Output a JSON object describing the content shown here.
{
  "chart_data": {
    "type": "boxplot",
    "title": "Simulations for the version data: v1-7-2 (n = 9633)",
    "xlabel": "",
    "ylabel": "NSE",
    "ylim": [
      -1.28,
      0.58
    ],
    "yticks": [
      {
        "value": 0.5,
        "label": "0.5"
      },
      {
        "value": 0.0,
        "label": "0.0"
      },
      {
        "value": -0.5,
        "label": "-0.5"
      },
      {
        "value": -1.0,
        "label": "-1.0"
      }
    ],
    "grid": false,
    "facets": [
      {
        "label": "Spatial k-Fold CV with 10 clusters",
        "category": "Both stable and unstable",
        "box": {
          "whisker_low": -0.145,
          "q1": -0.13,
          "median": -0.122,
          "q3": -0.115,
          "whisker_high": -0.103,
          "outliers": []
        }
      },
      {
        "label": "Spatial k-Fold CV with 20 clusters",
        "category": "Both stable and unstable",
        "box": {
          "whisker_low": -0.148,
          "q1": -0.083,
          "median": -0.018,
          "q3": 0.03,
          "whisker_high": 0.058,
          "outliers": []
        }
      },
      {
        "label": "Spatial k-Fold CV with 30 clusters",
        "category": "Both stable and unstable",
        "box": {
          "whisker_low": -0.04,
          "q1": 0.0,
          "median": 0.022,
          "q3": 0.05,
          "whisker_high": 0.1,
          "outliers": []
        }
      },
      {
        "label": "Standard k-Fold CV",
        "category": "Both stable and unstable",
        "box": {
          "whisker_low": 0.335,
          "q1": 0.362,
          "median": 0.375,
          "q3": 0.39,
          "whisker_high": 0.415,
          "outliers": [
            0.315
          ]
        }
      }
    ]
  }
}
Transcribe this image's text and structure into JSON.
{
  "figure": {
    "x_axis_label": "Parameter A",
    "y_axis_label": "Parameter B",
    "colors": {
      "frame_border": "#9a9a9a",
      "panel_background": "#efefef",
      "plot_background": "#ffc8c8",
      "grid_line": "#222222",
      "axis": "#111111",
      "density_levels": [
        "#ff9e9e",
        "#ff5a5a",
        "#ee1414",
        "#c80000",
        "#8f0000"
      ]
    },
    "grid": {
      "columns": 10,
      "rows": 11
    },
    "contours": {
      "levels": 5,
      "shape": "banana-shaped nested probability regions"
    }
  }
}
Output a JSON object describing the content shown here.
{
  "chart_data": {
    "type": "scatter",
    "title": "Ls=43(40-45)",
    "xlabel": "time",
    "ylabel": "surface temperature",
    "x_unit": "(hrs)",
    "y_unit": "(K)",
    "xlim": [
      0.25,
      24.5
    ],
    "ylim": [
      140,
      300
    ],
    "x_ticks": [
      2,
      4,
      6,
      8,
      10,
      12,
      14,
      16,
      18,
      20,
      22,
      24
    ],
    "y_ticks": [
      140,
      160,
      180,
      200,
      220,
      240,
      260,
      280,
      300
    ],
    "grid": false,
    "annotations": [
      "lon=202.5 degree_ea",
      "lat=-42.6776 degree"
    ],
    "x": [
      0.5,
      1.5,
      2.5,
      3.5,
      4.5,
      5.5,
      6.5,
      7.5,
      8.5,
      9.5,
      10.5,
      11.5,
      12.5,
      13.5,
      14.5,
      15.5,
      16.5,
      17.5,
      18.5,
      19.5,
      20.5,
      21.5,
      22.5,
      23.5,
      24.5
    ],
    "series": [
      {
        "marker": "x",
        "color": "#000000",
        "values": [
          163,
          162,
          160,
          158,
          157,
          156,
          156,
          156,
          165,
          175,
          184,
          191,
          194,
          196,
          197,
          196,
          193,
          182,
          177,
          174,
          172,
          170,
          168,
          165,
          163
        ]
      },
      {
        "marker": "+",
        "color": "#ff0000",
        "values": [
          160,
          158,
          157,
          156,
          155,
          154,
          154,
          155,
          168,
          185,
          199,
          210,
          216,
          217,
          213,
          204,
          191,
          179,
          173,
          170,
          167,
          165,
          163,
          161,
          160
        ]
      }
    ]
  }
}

Written problem: Reproduce every entry shown above, precisely as it stands.

Written reply:
Output a JSON object describing the content shown here.
{
  "chart_data": {
    "type": "boxplot",
    "title": "Simulations for the version data: v1-7-2 (n = 9633)",
    "xlabel": "",
    "ylabel": "NSE",
    "ylim": [
      -1.28,
      0.58
    ],
    "yticks": [
      {
        "value": 0.5,
        "label": "0.5"
      },
      {
        "value": 0.0,
        "label": "0.0"
      },
      {
        "value": -0.5,
        "label": "-0.5"
      },
      {
        "value": -1.0,
        "label": "-1.0"
      }
    ],
    "grid": false,
    "facets": [
      {
        "label": "Spatial k-Fold CV with 10 clusters",
        "category": "Both stable and unstable",
        "box": {
          "whisker_low": -0.145,
          "q1": -0.13,
          "median": -0.122,
          "q3": -0.115,
          "whisker_high": -0.103,
          "outliers": []
        }
      },
      {
        "label": "Spatial k-Fold CV with 20 clusters",
        "category": "Both stable and unstable",
        "box": {
          "whisker_low": -0.148,
          "q1": -0.083,
          "median": -0.018,
          "q3": 0.03,
          "whisker_high": 0.058,
          "outliers": []
        }
      },
      {
        "label": "Spatial k-Fold CV with 30 clusters",
        "category": "Both stable and unstable",
        "box": {
          "whisker_low": -0.04,
          "q1": 0.0,
          "median": 0.022,
          "q3": 0.05,
          "whisker_high": 0.1,
          "outliers": []
        }
      },
      {
        "label": "Standard k-Fold CV",
        "category": "Both stable and unstable",
        "box": {
          "whisker_low": 0.335,
          "q1": 0.362,
          "median": 0.375,
          "q3": 0.39,
          "whisker_high": 0.415,
          "outliers": [
            0.315
          ]
        }
      }
    ]
  }
}
Transcribe this image's text and structure into JSON.
{
  "figure": {
    "x_axis_label": "Parameter A",
    "y_axis_label": "Parameter B",
    "colors": {
      "frame_border": "#9a9a9a",
      "panel_background": "#efefef",
      "plot_background": "#ffc8c8",
      "grid_line": "#222222",
      "axis": "#111111",
      "density_levels": [
        "#ff9e9e",
        "#ff5a5a",
        "#ee1414",
        "#c80000",
        "#8f0000"
      ]
    },
    "grid": {
      "columns": 10,
      "rows": 11
    },
    "contours": {
      "levels": 5,
      "shape": "banana-shaped nested probability regions"
    }
  }
}
Output a JSON object describing the content shown here.
{
  "chart_data": {
    "type": "scatter",
    "title": "Ls=43(40-45)",
    "xlabel": "time",
    "ylabel": "surface temperature",
    "x_unit": "(hrs)",
    "y_unit": "(K)",
    "xlim": [
      0.25,
      24.5
    ],
    "ylim": [
      140,
      300
    ],
    "x_ticks": [
      2,
      4,
      6,
      8,
      10,
      12,
      14,
      16,
      18,
      20,
      22,
      24
    ],
    "y_ticks": [
      140,
      160,
      180,
      200,
      220,
      240,
      260,
      280,
      300
    ],
    "grid": false,
    "annotations": [
      "lon=202.5 degree_ea",
      "lat=-42.6776 degree"
    ],
    "x": [
      0.5,
      1.5,
      2.5,
      3.5,
      4.5,
      5.5,
      6.5,
      7.5,
      8.5,
      9.5,
      10.5,
      11.5,
      12.5,
      13.5,
      14.5,
      15.5,
      16.5,
      17.5,
      18.5,
      19.5,
      20.5,
      21.5,
      22.5,
      23.5,
      24.5
    ],
    "series": [
      {
        "marker": "x",
        "color": "#000000",
        "values": [
          163,
          162,
          160,
          158,
          157,
          156,
          156,
          156,
          165,
          175,
          184,
          191,
          194,
          196,
          197,
          196,
          193,
          182,
          177,
          174,
          172,
          170,
          168,
          165,
          163
        ]
      },
      {
        "marker": "+",
        "color": "#ff0000",
        "values": [
          160,
          158,
          157,
          156,
          155,
          154,
          154,
          155,
          168,
          185,
          199,
          210,
          216,
          217,
          213,
          204,
          191,
          179,
          173,
          170,
          167,
          165,
          163,
          161,
          160
        ]
      }
    ]
  }
}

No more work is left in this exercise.